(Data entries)
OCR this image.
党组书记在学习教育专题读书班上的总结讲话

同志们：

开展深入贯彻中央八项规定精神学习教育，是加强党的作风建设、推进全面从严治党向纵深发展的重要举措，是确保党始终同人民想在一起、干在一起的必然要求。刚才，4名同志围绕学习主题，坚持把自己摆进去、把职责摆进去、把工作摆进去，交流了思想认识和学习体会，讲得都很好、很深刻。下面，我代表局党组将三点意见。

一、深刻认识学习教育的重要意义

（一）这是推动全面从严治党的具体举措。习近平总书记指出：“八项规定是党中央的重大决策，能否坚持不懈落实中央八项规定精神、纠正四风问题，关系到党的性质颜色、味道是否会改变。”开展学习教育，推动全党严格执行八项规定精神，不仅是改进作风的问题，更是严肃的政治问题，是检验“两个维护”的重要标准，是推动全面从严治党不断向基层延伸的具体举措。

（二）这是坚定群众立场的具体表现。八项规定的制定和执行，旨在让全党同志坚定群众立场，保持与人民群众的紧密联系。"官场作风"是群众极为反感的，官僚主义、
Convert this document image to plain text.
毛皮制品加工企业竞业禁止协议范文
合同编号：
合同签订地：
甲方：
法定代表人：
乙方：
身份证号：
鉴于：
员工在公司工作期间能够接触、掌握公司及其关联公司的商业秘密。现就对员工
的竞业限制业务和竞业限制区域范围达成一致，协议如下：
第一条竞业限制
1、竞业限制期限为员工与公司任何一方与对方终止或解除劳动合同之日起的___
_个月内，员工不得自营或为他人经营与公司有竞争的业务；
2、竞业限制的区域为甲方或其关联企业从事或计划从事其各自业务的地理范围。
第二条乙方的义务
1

▶ [Short task]
Read through the lines above and collect those that contain the string "image".

▶ [Answer to this exercise]
OCR this image.
Convert this document image to plain text.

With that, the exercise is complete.